(Dataset rows)
* BEGIN *
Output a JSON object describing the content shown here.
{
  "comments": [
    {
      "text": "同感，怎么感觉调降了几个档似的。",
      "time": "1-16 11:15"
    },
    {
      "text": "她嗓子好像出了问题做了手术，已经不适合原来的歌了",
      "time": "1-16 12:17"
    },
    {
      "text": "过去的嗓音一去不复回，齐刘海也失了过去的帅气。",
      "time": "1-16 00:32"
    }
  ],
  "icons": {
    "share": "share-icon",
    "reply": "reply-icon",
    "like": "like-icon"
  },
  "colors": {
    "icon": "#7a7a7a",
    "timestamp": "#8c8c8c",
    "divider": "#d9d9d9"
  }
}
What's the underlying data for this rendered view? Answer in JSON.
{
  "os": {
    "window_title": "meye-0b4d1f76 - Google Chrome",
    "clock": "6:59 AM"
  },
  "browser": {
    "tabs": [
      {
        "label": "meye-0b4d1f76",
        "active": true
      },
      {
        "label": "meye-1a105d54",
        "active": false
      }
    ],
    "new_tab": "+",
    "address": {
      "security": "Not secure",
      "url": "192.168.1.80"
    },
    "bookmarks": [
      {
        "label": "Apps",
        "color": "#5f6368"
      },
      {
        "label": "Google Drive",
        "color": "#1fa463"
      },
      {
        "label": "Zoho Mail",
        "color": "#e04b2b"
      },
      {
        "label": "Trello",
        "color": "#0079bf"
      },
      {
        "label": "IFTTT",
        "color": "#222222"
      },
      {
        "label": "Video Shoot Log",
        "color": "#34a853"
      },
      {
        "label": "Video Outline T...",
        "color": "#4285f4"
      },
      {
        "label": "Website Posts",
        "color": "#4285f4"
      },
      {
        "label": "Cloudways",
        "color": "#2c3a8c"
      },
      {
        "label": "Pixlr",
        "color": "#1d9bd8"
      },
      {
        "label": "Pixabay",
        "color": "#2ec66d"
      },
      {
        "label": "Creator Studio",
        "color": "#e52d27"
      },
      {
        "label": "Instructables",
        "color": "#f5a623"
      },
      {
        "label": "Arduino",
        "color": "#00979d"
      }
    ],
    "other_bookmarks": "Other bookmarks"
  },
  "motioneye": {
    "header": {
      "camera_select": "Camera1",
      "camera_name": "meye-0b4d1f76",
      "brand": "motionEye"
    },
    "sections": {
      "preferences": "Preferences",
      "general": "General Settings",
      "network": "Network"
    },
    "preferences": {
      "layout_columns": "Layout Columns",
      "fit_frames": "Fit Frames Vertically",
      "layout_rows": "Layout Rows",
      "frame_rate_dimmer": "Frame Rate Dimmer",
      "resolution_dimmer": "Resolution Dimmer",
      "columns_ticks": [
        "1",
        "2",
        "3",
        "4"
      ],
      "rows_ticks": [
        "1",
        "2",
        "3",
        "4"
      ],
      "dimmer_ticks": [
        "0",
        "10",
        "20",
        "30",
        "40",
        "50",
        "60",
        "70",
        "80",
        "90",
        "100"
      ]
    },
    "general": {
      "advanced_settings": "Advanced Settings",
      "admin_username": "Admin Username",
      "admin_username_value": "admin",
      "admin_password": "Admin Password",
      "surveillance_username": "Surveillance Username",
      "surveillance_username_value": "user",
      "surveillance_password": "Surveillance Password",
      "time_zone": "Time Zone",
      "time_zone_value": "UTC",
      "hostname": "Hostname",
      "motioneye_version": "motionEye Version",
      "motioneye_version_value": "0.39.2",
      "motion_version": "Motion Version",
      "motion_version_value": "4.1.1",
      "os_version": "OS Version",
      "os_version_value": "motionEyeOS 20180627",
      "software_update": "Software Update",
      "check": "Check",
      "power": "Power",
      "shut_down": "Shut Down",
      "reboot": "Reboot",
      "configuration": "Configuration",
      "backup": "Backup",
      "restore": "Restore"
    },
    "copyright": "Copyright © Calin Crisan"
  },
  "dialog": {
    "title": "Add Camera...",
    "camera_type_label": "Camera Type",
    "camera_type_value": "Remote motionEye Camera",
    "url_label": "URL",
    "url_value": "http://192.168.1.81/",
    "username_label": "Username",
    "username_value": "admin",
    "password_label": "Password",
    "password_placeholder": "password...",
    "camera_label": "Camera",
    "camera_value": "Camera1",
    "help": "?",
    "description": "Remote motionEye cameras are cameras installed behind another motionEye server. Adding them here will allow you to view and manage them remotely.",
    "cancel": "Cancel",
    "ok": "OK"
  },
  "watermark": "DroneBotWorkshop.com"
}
* END *
(What is needed) Write out the full set of records exactly as given.

(Solution for this exercise)
Output a JSON object describing the content shown here.
{
  "comments": [
    {
      "text": "同感，怎么感觉调降了几个档似的。",
      "time": "1-16 11:15"
    },
    {
      "text": "她嗓子好像出了问题做了手术，已经不适合原来的歌了",
      "time": "1-16 12:17"
    },
    {
      "text": "过去的嗓音一去不复回，齐刘海也失了过去的帅气。",
      "time": "1-16 00:32"
    }
  ],
  "icons": {
    "share": "share-icon",
    "reply": "reply-icon",
    "like": "like-icon"
  },
  "colors": {
    "icon": "#7a7a7a",
    "timestamp": "#8c8c8c",
    "divider": "#d9d9d9"
  }
}
What's the underlying data for this rendered view? Answer in JSON.
{
  "os": {
    "window_title": "meye-0b4d1f76 - Google Chrome",
    "clock": "6:59 AM"
  },
  "browser": {
    "tabs": [
      {
        "label": "meye-0b4d1f76",
        "active": true
      },
      {
        "label": "meye-1a105d54",
        "active": false
      }
    ],
    "new_tab": "+",
    "address": {
      "security": "Not secure",
      "url": "192.168.1.80"
    },
    "bookmarks": [
      {
        "label": "Apps",
        "color": "#5f6368"
      },
      {
        "label": "Google Drive",
        "color": "#1fa463"
      },
      {
        "label": "Zoho Mail",
        "color": "#e04b2b"
      },
      {
        "label": "Trello",
        "color": "#0079bf"
      },
      {
        "label": "IFTTT",
        "color": "#222222"
      },
      {
        "label": "Video Shoot Log",
        "color": "#34a853"
      },
      {
        "label": "Video Outline T...",
        "color": "#4285f4"
      },
      {
        "label": "Website Posts",
        "color": "#4285f4"
      },
      {
        "label": "Cloudways",
        "color": "#2c3a8c"
      },
      {
        "label": "Pixlr",
        "color": "#1d9bd8"
      },
      {
        "label": "Pixabay",
        "color": "#2ec66d"
      },
      {
        "label": "Creator Studio",
        "color": "#e52d27"
      },
      {
        "label": "Instructables",
        "color": "#f5a623"
      },
      {
        "label": "Arduino",
        "color": "#00979d"
      }
    ],
    "other_bookmarks": "Other bookmarks"
  },
  "motioneye": {
    "header": {
      "camera_select": "Camera1",
      "camera_name": "meye-0b4d1f76",
      "brand": "motionEye"
    },
    "sections": {
      "preferences": "Preferences",
      "general": "General Settings",
      "network": "Network"
    },
    "preferences": {
      "layout_columns": "Layout Columns",
      "fit_frames": "Fit Frames Vertically",
      "layout_rows": "Layout Rows",
      "frame_rate_dimmer": "Frame Rate Dimmer",
      "resolution_dimmer": "Resolution Dimmer",
      "columns_ticks": [
        "1",
        "2",
        "3",
        "4"
      ],
      "rows_ticks": [
        "1",
        "2",
        "3",
        "4"
      ],
      "dimmer_ticks": [
        "0",
        "10",
        "20",
        "30",
        "40",
        "50",
        "60",
        "70",
        "80",
        "90",
        "100"
      ]
    },
    "general": {
      "advanced_settings": "Advanced Settings",
      "admin_username": "Admin Username",
      "admin_username_value": "admin",
      "admin_password": "Admin Password",
      "surveillance_username": "Surveillance Username",
      "surveillance_username_value": "user",
      "surveillance_password": "Surveillance Password",
      "time_zone": "Time Zone",
      "time_zone_value": "UTC",
      "hostname": "Hostname",
      "motioneye_version": "motionEye Version",
      "motioneye_version_value": "0.39.2",
      "motion_version": "Motion Version",
      "motion_version_value": "4.1.1",
      "os_version": "OS Version",
      "os_version_value": "motionEyeOS 20180627",
      "software_update": "Software Update",
      "check": "Check",
      "power": "Power",
      "shut_down": "Shut Down",
      "reboot": "Reboot",
      "configuration": "Configuration",
      "backup": "Backup",
      "restore": "Restore"
    },
    "copyright": "Copyright © Calin Crisan"
  },
  "dialog": {
    "title": "Add Camera...",
    "camera_type_label": "Camera Type",
    "camera_type_value": "Remote motionEye Camera",
    "url_label": "URL",
    "url_value": "http://192.168.1.81/",
    "username_label": "Username",
    "username_value": "admin",
    "password_label": "Password",
    "password_placeholder": "password...",
    "camera_label": "Camera",
    "camera_value": "Camera1",
    "help": "?",
    "description": "Remote motionEye cameras are cameras installed behind another motionEye server. Adding them here will allow you to view and manage them remotely.",
    "cancel": "Cancel",
    "ok": "OK"
  },
  "watermark": "DroneBotWorkshop.com"
}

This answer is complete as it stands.